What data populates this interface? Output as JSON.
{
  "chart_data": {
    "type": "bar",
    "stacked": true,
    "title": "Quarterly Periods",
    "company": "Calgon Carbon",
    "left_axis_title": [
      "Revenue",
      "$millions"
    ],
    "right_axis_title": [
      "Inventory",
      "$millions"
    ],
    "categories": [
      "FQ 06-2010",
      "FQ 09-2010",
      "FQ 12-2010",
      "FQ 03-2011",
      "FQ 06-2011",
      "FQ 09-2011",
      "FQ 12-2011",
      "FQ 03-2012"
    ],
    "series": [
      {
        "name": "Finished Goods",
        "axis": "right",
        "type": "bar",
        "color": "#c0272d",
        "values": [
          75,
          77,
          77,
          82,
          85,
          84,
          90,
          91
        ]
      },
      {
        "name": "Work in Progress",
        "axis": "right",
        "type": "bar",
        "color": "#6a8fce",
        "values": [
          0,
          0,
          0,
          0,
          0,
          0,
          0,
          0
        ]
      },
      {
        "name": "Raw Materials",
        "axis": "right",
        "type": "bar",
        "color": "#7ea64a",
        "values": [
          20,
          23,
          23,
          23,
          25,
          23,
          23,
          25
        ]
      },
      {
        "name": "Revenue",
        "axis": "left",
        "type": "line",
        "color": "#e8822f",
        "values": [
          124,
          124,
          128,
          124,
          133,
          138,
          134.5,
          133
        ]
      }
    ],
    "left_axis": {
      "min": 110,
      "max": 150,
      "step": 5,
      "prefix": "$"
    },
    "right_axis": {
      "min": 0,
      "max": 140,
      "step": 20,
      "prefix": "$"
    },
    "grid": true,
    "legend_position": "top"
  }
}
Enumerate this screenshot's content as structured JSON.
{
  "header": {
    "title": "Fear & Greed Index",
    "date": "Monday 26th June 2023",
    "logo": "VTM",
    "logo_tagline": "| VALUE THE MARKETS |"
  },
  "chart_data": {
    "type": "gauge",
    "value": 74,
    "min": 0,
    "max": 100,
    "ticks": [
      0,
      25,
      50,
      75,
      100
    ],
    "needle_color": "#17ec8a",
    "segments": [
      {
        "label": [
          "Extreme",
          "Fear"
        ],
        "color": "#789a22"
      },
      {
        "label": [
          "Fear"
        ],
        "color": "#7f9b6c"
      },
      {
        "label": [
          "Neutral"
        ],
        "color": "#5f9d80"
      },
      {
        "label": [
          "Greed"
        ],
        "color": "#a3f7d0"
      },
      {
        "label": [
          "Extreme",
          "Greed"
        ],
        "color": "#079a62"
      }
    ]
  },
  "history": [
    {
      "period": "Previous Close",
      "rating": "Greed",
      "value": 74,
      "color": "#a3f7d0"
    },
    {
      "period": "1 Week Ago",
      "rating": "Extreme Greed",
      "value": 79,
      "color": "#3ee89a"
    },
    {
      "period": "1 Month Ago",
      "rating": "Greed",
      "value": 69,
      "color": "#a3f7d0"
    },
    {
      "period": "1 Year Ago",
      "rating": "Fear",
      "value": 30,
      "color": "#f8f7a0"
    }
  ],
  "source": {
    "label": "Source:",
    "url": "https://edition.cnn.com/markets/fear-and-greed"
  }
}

____

## Job
From the material above, copy each line that includes the word "name".

## Correct answer
        "name": "Finished Goods",
        "name": "Work in Progress",
        "name": "Raw Materials",
        "name": "Revenue",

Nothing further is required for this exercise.